# [Exercise brief]
Find every line in the records that holds the string "hand". Copy each one.

>> Start Data section

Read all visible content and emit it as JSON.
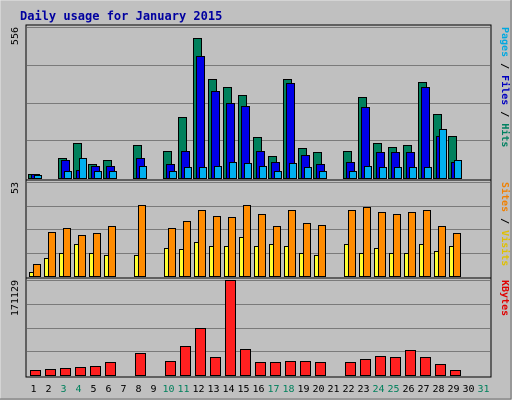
{
  "chart_data": {
    "type": "bar",
    "title": "Daily usage for January 2015",
    "days": [
      "1",
      "2",
      "3",
      "4",
      "5",
      "6",
      "7",
      "8",
      "9",
      "10",
      "11",
      "12",
      "13",
      "14",
      "15",
      "16",
      "17",
      "18",
      "19",
      "20",
      "21",
      "22",
      "23",
      "24",
      "25",
      "26",
      "27",
      "28",
      "29",
      "30",
      "31"
    ],
    "weekend_days": [
      3,
      4,
      10,
      11,
      17,
      18,
      24,
      25,
      31
    ],
    "panels": [
      {
        "key": "top",
        "ymax_label": "556",
        "ymax": 556,
        "legend": [
          {
            "text": "Pages",
            "color": "#00a8e0"
          },
          {
            "text": " / ",
            "color": "#000000"
          },
          {
            "text": "Files",
            "color": "#0000c0"
          },
          {
            "text": " / ",
            "color": "#000000"
          },
          {
            "text": "Hits",
            "color": "#008060"
          }
        ],
        "series": [
          {
            "id": "hits",
            "color": "#00805c",
            "values": [
              15,
              null,
              75,
              130,
              50,
              65,
              null,
              120,
              null,
              100,
              225,
              515,
              365,
              335,
              305,
              150,
              80,
              365,
              110,
              95,
              null,
              100,
              300,
              130,
              115,
              120,
              355,
              235,
              155,
              null,
              null
            ]
          },
          {
            "id": "files",
            "color": "#0000e8",
            "values": [
              15,
              null,
              65,
              30,
              45,
              45,
              null,
              75,
              null,
              50,
              100,
              450,
              320,
              275,
              265,
              100,
              60,
              350,
              85,
              50,
              null,
              60,
              260,
              95,
              95,
              95,
              335,
              155,
              60,
              null,
              null
            ]
          },
          {
            "id": "pages",
            "color": "#00b0f0",
            "values": [
              10,
              null,
              25,
              75,
              25,
              25,
              null,
              45,
              null,
              25,
              40,
              40,
              45,
              60,
              55,
              45,
              25,
              55,
              40,
              25,
              null,
              25,
              45,
              40,
              40,
              40,
              40,
              180,
              65,
              null,
              null
            ]
          }
        ]
      },
      {
        "key": "mid",
        "ymax_label": "53",
        "ymax": 53,
        "legend": [
          {
            "text": "Sites",
            "color": "#f08000"
          },
          {
            "text": " / ",
            "color": "#000000"
          },
          {
            "text": "Visits",
            "color": "#e0c000"
          }
        ],
        "series": [
          {
            "id": "visits",
            "color": "#ffff30",
            "values": [
              2,
              10,
              13,
              18,
              13,
              12,
              null,
              12,
              null,
              16,
              15,
              19,
              17,
              17,
              22,
              17,
              18,
              17,
              13,
              12,
              null,
              18,
              13,
              16,
              13,
              13,
              18,
              14,
              17,
              null,
              null
            ]
          },
          {
            "id": "sites",
            "color": "#ff8c00",
            "values": [
              7,
              25,
              27,
              23,
              24,
              28,
              null,
              40,
              null,
              27,
              31,
              37,
              34,
              33,
              40,
              35,
              28,
              37,
              30,
              29,
              null,
              37,
              39,
              36,
              35,
              36,
              37,
              28,
              24,
              null,
              null
            ]
          }
        ]
      },
      {
        "key": "bot",
        "ymax_label": "171129",
        "ymax": 171129,
        "legend": [
          {
            "text": "KBytes",
            "color": "#e00000"
          }
        ],
        "series": [
          {
            "id": "kbytes",
            "color": "#ff2020",
            "values": [
              9000,
              11000,
              12000,
              14000,
              17000,
              24000,
              null,
              39000,
              null,
              25000,
              53000,
              85000,
              32000,
              171129,
              47000,
              23000,
              23000,
              26000,
              25000,
              23000,
              null,
              23000,
              29000,
              35000,
              33000,
              45000,
              33000,
              19000,
              9000,
              null,
              null
            ]
          }
        ]
      }
    ]
  }
}
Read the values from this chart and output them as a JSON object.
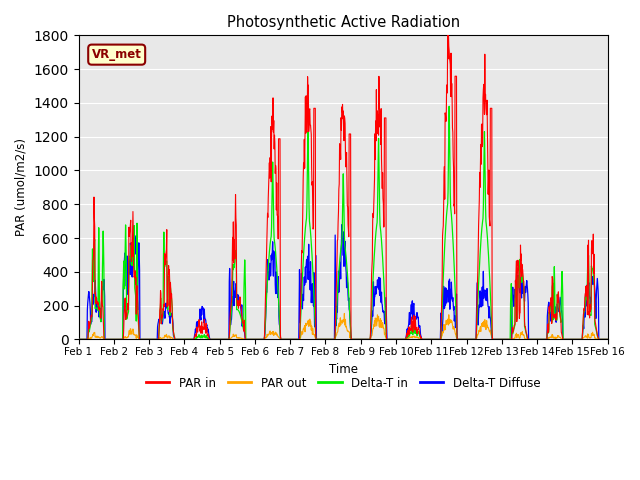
{
  "title": "Photosynthetic Active Radiation",
  "ylabel": "PAR (umol/m2/s)",
  "xlabel": "Time",
  "watermark": "VR_met",
  "ylim": [
    0,
    1800
  ],
  "xlim": [
    0,
    15
  ],
  "xtick_labels": [
    "Feb 1",
    "Feb 2",
    "Feb 3",
    "Feb 4",
    "Feb 5",
    "Feb 6",
    "Feb 7",
    "Feb 8",
    "Feb 9",
    "Feb 10",
    "Feb 11",
    "Feb 12",
    "Feb 13",
    "Feb 14",
    "Feb 15",
    "Feb 16"
  ],
  "colors": {
    "PAR_in": "#ff0000",
    "PAR_out": "#ffa500",
    "Delta_T_in": "#00ee00",
    "Delta_T_Diffuse": "#0000ff"
  },
  "background_color": "#e8e8e8",
  "legend_labels": [
    "PAR in",
    "PAR out",
    "Delta-T in",
    "Delta-T Diffuse"
  ]
}
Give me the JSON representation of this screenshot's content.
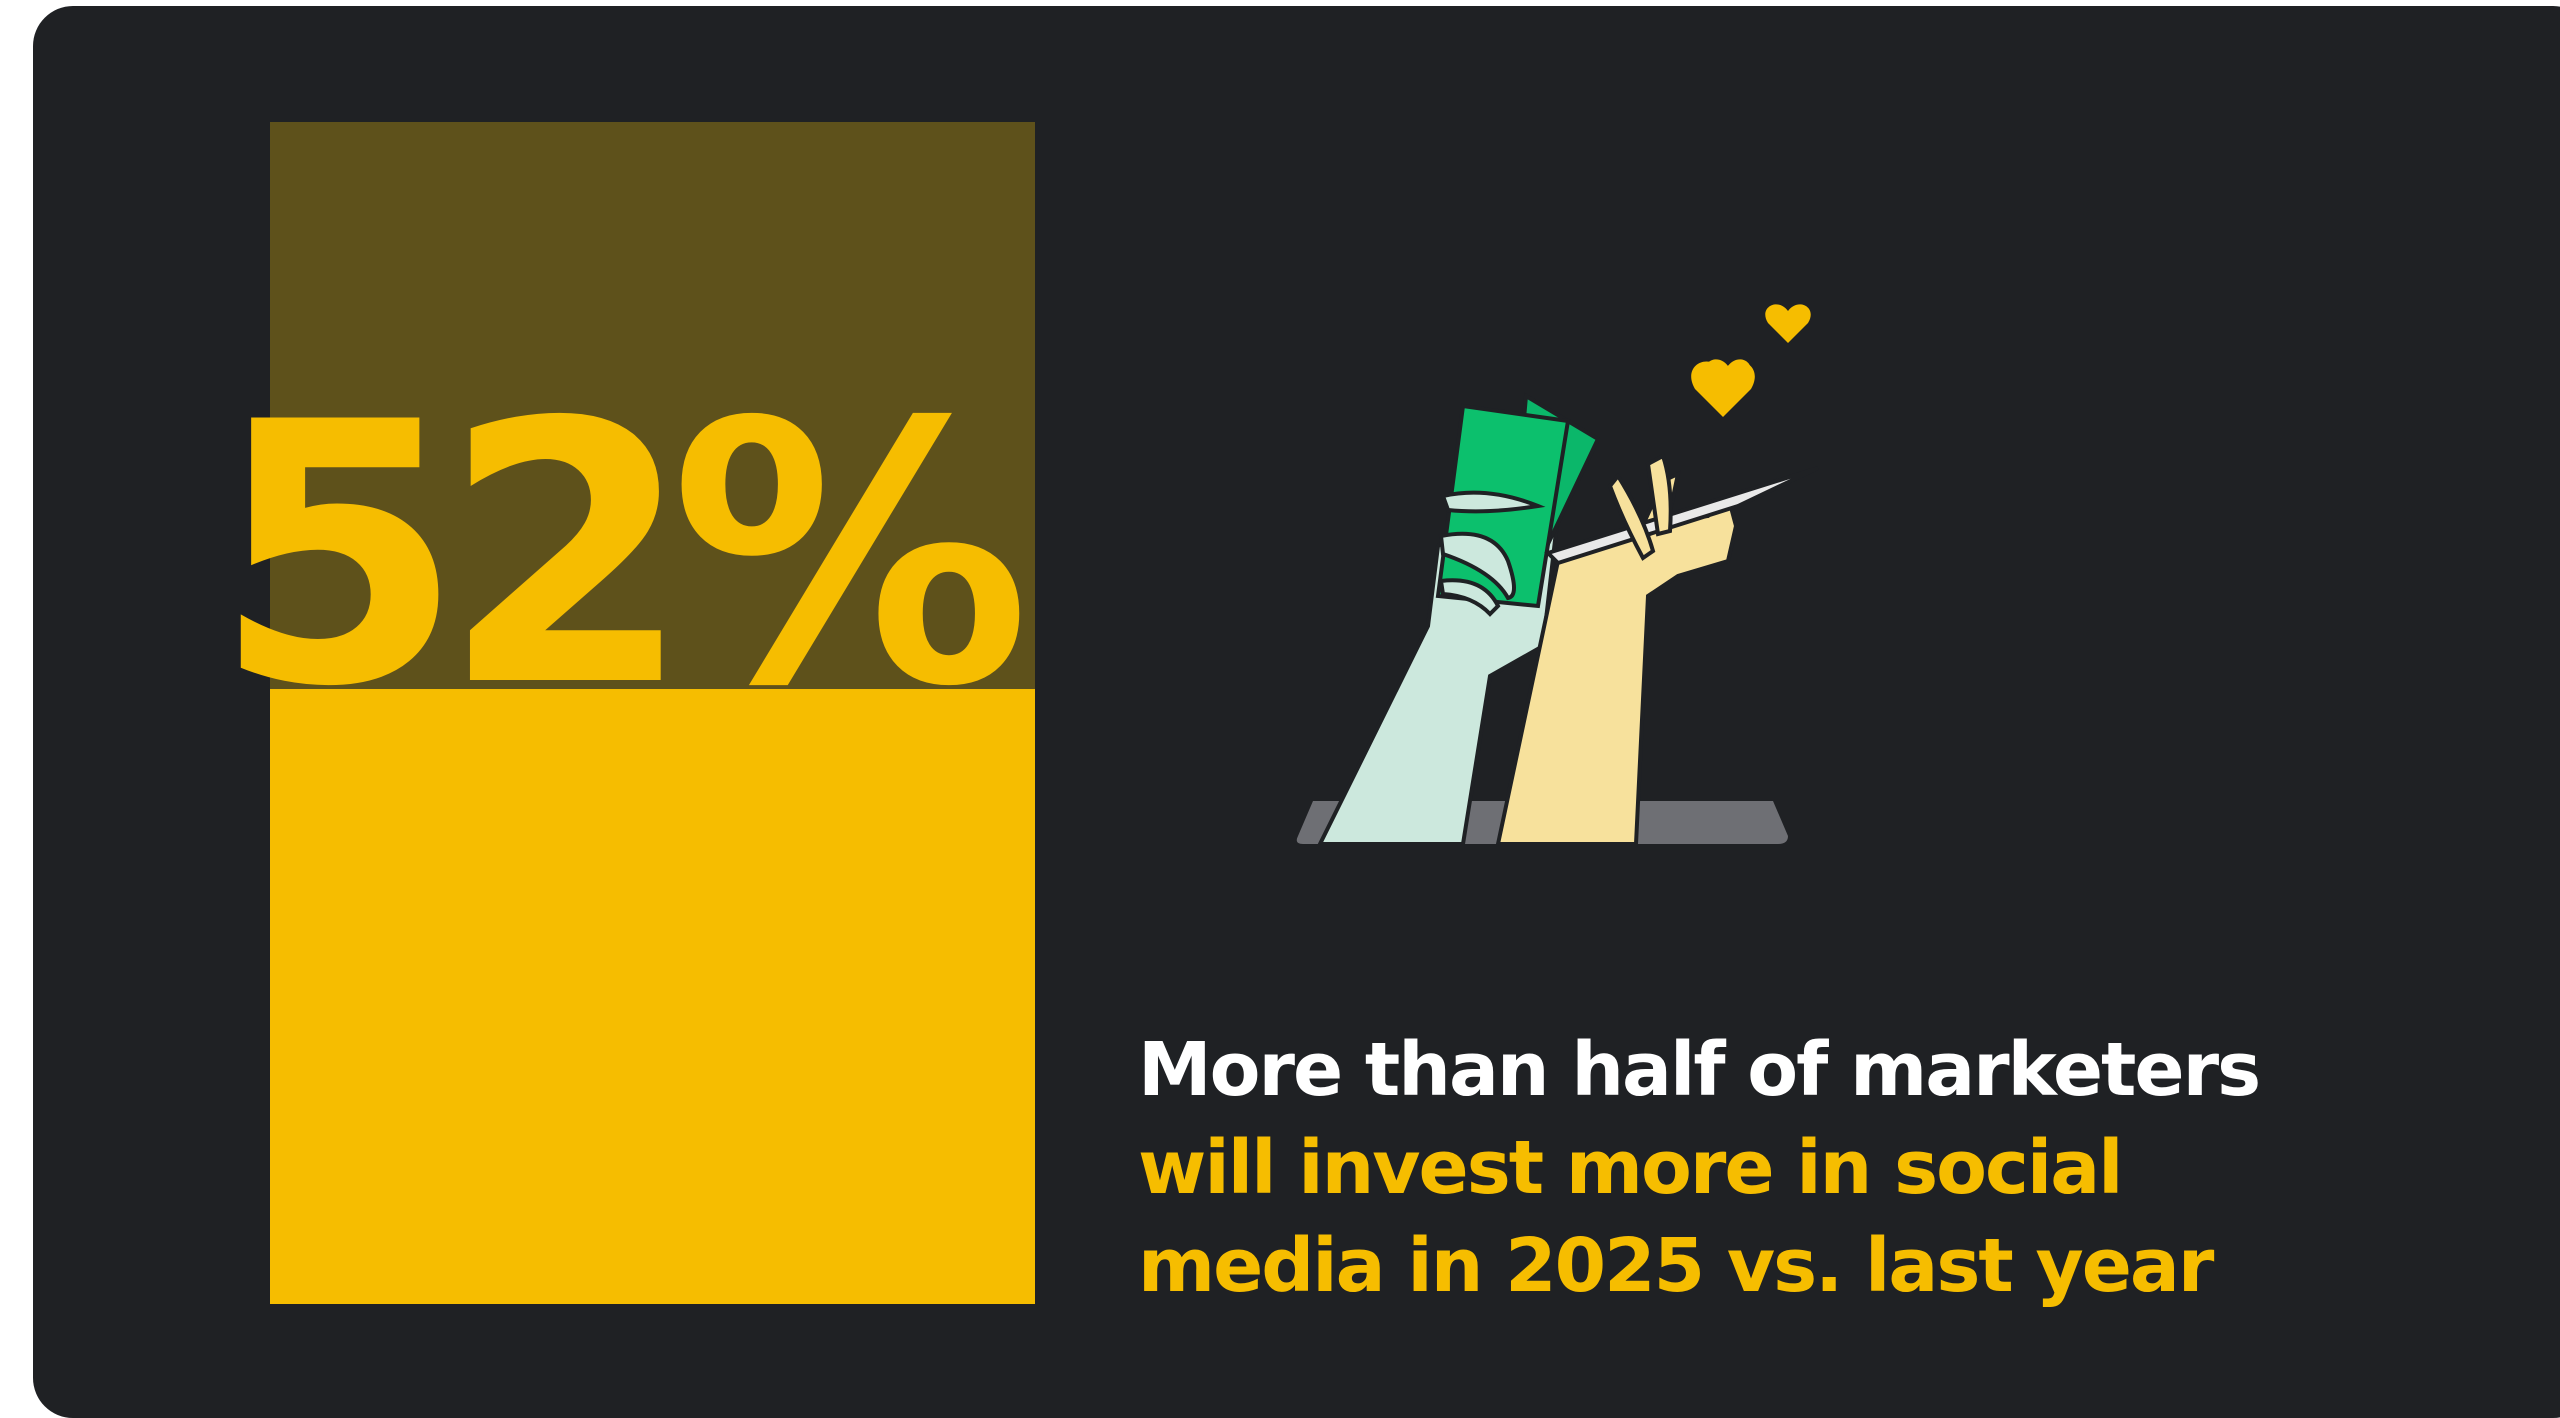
{
  "chart_data": {
    "type": "bar",
    "categories": [
      ""
    ],
    "values": [
      52
    ],
    "ylim": [
      0,
      100
    ],
    "value_label": "52%",
    "text_lines": [
      "More than half of marketers",
      "will invest more in social",
      "media in 2025 vs. last year"
    ]
  },
  "colors": {
    "background": "#1f2124",
    "bar_fill": "#f6bd00",
    "bar_track": "#5e511b",
    "headline_primary": "#ffffff",
    "headline_accent": "#f6bd00"
  },
  "illustration": {
    "icons": [
      "hand-holding-cash-icon",
      "hand-holding-pen-icon",
      "heart-icon"
    ]
  }
}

>> End Data section

# [Reply]
      "hand-holding-cash-icon",
      "hand-holding-pen-icon",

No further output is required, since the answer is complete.